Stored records
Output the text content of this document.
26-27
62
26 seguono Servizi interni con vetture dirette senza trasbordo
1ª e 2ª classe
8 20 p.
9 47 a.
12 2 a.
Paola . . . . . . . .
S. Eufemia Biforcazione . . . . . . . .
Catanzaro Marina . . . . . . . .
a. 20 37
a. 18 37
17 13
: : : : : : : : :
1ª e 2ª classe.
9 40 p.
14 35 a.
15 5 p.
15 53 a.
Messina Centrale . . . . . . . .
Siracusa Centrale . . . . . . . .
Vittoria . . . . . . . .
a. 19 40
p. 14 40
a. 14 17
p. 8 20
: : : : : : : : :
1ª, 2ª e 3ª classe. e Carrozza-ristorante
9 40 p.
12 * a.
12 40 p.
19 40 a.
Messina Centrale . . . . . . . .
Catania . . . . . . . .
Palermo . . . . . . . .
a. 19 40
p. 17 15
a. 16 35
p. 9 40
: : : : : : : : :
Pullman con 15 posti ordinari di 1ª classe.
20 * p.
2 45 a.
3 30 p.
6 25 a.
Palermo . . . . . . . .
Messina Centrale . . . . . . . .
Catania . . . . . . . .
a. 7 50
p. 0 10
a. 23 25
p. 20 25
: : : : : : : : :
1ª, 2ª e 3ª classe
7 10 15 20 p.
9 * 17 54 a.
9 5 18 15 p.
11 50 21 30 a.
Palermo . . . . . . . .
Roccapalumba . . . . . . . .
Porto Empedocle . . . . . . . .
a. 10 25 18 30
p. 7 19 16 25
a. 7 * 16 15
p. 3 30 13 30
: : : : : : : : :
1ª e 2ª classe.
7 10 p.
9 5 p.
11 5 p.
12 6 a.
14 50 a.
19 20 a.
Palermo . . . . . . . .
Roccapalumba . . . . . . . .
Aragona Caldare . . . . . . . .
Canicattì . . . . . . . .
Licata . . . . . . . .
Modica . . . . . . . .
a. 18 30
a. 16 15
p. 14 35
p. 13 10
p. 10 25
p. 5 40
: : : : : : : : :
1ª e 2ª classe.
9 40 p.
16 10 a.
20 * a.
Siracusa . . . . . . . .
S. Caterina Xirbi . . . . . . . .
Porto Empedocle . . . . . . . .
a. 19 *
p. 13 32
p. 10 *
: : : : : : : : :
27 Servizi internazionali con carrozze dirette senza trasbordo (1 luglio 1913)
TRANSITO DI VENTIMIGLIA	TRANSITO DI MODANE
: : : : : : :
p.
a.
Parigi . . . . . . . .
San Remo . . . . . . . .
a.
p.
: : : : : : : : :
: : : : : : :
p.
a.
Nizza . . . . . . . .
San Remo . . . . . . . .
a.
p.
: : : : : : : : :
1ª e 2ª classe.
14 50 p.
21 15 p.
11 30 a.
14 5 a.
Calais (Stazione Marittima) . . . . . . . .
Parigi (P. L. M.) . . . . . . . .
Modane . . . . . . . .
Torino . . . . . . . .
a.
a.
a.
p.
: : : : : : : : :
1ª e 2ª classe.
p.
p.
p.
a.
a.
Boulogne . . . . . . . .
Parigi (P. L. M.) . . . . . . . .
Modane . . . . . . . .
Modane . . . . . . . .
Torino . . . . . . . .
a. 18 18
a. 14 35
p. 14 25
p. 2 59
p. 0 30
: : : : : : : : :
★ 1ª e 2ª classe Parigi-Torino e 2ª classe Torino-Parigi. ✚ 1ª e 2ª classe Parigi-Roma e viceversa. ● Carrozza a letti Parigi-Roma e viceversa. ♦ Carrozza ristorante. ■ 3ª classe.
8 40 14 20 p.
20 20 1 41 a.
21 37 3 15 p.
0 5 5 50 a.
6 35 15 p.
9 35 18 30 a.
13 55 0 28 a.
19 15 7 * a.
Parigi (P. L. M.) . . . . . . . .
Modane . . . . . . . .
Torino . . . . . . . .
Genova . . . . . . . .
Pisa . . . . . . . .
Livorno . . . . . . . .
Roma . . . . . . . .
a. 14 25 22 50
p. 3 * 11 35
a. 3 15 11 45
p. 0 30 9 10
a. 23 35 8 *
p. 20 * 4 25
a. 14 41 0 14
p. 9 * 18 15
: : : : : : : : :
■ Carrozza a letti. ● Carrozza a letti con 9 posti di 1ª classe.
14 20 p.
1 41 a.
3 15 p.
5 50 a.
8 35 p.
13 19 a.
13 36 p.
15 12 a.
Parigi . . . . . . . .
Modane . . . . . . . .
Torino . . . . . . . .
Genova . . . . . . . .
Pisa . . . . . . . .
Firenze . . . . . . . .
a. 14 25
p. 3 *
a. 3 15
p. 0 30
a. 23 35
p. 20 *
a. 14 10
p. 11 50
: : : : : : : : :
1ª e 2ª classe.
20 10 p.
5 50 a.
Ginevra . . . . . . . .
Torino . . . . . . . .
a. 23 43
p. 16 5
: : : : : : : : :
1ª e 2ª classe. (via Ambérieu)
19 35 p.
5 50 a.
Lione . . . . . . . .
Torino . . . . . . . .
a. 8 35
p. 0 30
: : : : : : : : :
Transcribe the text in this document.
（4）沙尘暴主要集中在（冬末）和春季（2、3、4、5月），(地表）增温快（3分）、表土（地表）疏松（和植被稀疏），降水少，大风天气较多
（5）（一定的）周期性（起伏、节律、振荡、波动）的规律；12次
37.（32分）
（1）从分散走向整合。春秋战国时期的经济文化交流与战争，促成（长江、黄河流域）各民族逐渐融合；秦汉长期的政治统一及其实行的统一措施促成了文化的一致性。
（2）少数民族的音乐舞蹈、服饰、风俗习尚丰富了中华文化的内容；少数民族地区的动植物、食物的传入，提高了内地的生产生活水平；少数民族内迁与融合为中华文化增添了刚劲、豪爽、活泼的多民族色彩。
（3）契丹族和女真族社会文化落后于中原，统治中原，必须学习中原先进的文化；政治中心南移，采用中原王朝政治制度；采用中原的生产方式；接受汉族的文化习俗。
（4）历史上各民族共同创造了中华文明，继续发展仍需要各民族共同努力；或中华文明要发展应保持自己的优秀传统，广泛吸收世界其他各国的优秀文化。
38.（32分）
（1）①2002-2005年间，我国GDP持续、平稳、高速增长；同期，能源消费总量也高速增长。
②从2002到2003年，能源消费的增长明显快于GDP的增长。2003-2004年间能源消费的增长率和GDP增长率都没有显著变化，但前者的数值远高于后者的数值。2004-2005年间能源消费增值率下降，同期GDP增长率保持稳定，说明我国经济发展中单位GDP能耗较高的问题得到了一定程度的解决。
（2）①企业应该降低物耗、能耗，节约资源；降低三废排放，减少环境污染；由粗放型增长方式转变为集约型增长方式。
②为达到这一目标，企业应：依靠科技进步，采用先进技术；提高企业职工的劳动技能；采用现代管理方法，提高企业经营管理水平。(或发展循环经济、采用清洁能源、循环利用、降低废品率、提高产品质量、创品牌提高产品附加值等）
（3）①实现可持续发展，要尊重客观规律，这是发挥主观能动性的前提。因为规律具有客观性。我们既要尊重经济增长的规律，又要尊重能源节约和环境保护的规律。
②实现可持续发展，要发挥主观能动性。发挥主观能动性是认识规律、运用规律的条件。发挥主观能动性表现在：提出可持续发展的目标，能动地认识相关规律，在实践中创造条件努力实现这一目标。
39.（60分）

◆ **Requirement**
Take the entries above and transcribe them exactly.

◆ **Problem solution**
Output the text content of this document.
26-27
62
26 seguono Servizi interni con vetture dirette senza trasbordo
1ª e 2ª classe
8 20 p.
9 47 a.
12 2 a.
Paola . . . . . . . .
S. Eufemia Biforcazione . . . . . . . .
Catanzaro Marina . . . . . . . .
a. 20 37
a. 18 37
17 13
: : : : : : : : :
1ª e 2ª classe.
9 40 p.
14 35 a.
15 5 p.
15 53 a.
Messina Centrale . . . . . . . .
Siracusa Centrale . . . . . . . .
Vittoria . . . . . . . .
a. 19 40
p. 14 40
a. 14 17
p. 8 20
: : : : : : : : :
1ª, 2ª e 3ª classe. e Carrozza-ristorante
9 40 p.
12 * a.
12 40 p.
19 40 a.
Messina Centrale . . . . . . . .
Catania . . . . . . . .
Palermo . . . . . . . .
a. 19 40
p. 17 15
a. 16 35
p. 9 40
: : : : : : : : :
Pullman con 15 posti ordinari di 1ª classe.
20 * p.
2 45 a.
3 30 p.
6 25 a.
Palermo . . . . . . . .
Messina Centrale . . . . . . . .
Catania . . . . . . . .
a. 7 50
p. 0 10
a. 23 25
p. 20 25
: : : : : : : : :
1ª, 2ª e 3ª classe
7 10 15 20 p.
9 * 17 54 a.
9 5 18 15 p.
11 50 21 30 a.
Palermo . . . . . . . .
Roccapalumba . . . . . . . .
Porto Empedocle . . . . . . . .
a. 10 25 18 30
p. 7 19 16 25
a. 7 * 16 15
p. 3 30 13 30
: : : : : : : : :
1ª e 2ª classe.
7 10 p.
9 5 p.
11 5 p.
12 6 a.
14 50 a.
19 20 a.
Palermo . . . . . . . .
Roccapalumba . . . . . . . .
Aragona Caldare . . . . . . . .
Canicattì . . . . . . . .
Licata . . . . . . . .
Modica . . . . . . . .
a. 18 30
a. 16 15
p. 14 35
p. 13 10
p. 10 25
p. 5 40
: : : : : : : : :
1ª e 2ª classe.
9 40 p.
16 10 a.
20 * a.
Siracusa . . . . . . . .
S. Caterina Xirbi . . . . . . . .
Porto Empedocle . . . . . . . .
a. 19 *
p. 13 32
p. 10 *
: : : : : : : : :
27 Servizi internazionali con carrozze dirette senza trasbordo (1 luglio 1913)
TRANSITO DI VENTIMIGLIA	TRANSITO DI MODANE
: : : : : : :
p.
a.
Parigi . . . . . . . .
San Remo . . . . . . . .
a.
p.
: : : : : : : : :
: : : : : : :
p.
a.
Nizza . . . . . . . .
San Remo . . . . . . . .
a.
p.
: : : : : : : : :
1ª e 2ª classe.
14 50 p.
21 15 p.
11 30 a.
14 5 a.
Calais (Stazione Marittima) . . . . . . . .
Parigi (P. L. M.) . . . . . . . .
Modane . . . . . . . .
Torino . . . . . . . .
a.
a.
a.
p.
: : : : : : : : :
1ª e 2ª classe.
p.
p.
p.
a.
a.
Boulogne . . . . . . . .
Parigi (P. L. M.) . . . . . . . .
Modane . . . . . . . .
Modane . . . . . . . .
Torino . . . . . . . .
a. 18 18
a. 14 35
p. 14 25
p. 2 59
p. 0 30
: : : : : : : : :
★ 1ª e 2ª classe Parigi-Torino e 2ª classe Torino-Parigi. ✚ 1ª e 2ª classe Parigi-Roma e viceversa. ● Carrozza a letti Parigi-Roma e viceversa. ♦ Carrozza ristorante. ■ 3ª classe.
8 40 14 20 p.
20 20 1 41 a.
21 37 3 15 p.
0 5 5 50 a.
6 35 15 p.
9 35 18 30 a.
13 55 0 28 a.
19 15 7 * a.
Parigi (P. L. M.) . . . . . . . .
Modane . . . . . . . .
Torino . . . . . . . .
Genova . . . . . . . .
Pisa . . . . . . . .
Livorno . . . . . . . .
Roma . . . . . . . .
a. 14 25 22 50
p. 3 * 11 35
a. 3 15 11 45
p. 0 30 9 10
a. 23 35 8 *
p. 20 * 4 25
a. 14 41 0 14
p. 9 * 18 15
: : : : : : : : :
■ Carrozza a letti. ● Carrozza a letti con 9 posti di 1ª classe.
14 20 p.
1 41 a.
3 15 p.
5 50 a.
8 35 p.
13 19 a.
13 36 p.
15 12 a.
Parigi . . . . . . . .
Modane . . . . . . . .
Torino . . . . . . . .
Genova . . . . . . . .
Pisa . . . . . . . .
Firenze . . . . . . . .
a. 14 25
p. 3 *
a. 3 15
p. 0 30
a. 23 35
p. 20 *
a. 14 10
p. 11 50
: : : : : : : : :
1ª e 2ª classe.
20 10 p.
5 50 a.
Ginevra . . . . . . . .
Torino . . . . . . . .
a. 23 43
p. 16 5
: : : : : : : : :
1ª e 2ª classe. (via Ambérieu)
19 35 p.
5 50 a.
Lione . . . . . . . .
Torino . . . . . . . .
a. 8 35
p. 0 30
: : : : : : : : :
Transcribe the text in this document.
（4）沙尘暴主要集中在（冬末）和春季（2、3、4、5月），(地表）增温快（3分）、表土（地表）疏松（和植被稀疏），降水少，大风天气较多
（5）（一定的）周期性（起伏、节律、振荡、波动）的规律；12次
37.（32分）
（1）从分散走向整合。春秋战国时期的经济文化交流与战争，促成（长江、黄河流域）各民族逐渐融合；秦汉长期的政治统一及其实行的统一措施促成了文化的一致性。
（2）少数民族的音乐舞蹈、服饰、风俗习尚丰富了中华文化的内容；少数民族地区的动植物、食物的传入，提高了内地的生产生活水平；少数民族内迁与融合为中华文化增添了刚劲、豪爽、活泼的多民族色彩。
（3）契丹族和女真族社会文化落后于中原，统治中原，必须学习中原先进的文化；政治中心南移，采用中原王朝政治制度；采用中原的生产方式；接受汉族的文化习俗。
（4）历史上各民族共同创造了中华文明，继续发展仍需要各民族共同努力；或中华文明要发展应保持自己的优秀传统，广泛吸收世界其他各国的优秀文化。
38.（32分）
（1）①2002-2005年间，我国GDP持续、平稳、高速增长；同期，能源消费总量也高速增长。
②从2002到2003年，能源消费的增长明显快于GDP的增长。2003-2004年间能源消费的增长率和GDP增长率都没有显著变化，但前者的数值远高于后者的数值。2004-2005年间能源消费增值率下降，同期GDP增长率保持稳定，说明我国经济发展中单位GDP能耗较高的问题得到了一定程度的解决。
（2）①企业应该降低物耗、能耗，节约资源；降低三废排放，减少环境污染；由粗放型增长方式转变为集约型增长方式。
②为达到这一目标，企业应：依靠科技进步，采用先进技术；提高企业职工的劳动技能；采用现代管理方法，提高企业经营管理水平。(或发展循环经济、采用清洁能源、循环利用、降低废品率、提高产品质量、创品牌提高产品附加值等）
（3）①实现可持续发展，要尊重客观规律，这是发挥主观能动性的前提。因为规律具有客观性。我们既要尊重经济增长的规律，又要尊重能源节约和环境保护的规律。
②实现可持续发展，要发挥主观能动性。发挥主观能动性是认识规律、运用规律的条件。发挥主观能动性表现在：提出可持续发展的目标，能动地认识相关规律，在实践中创造条件努力实现这一目标。
39.（60分）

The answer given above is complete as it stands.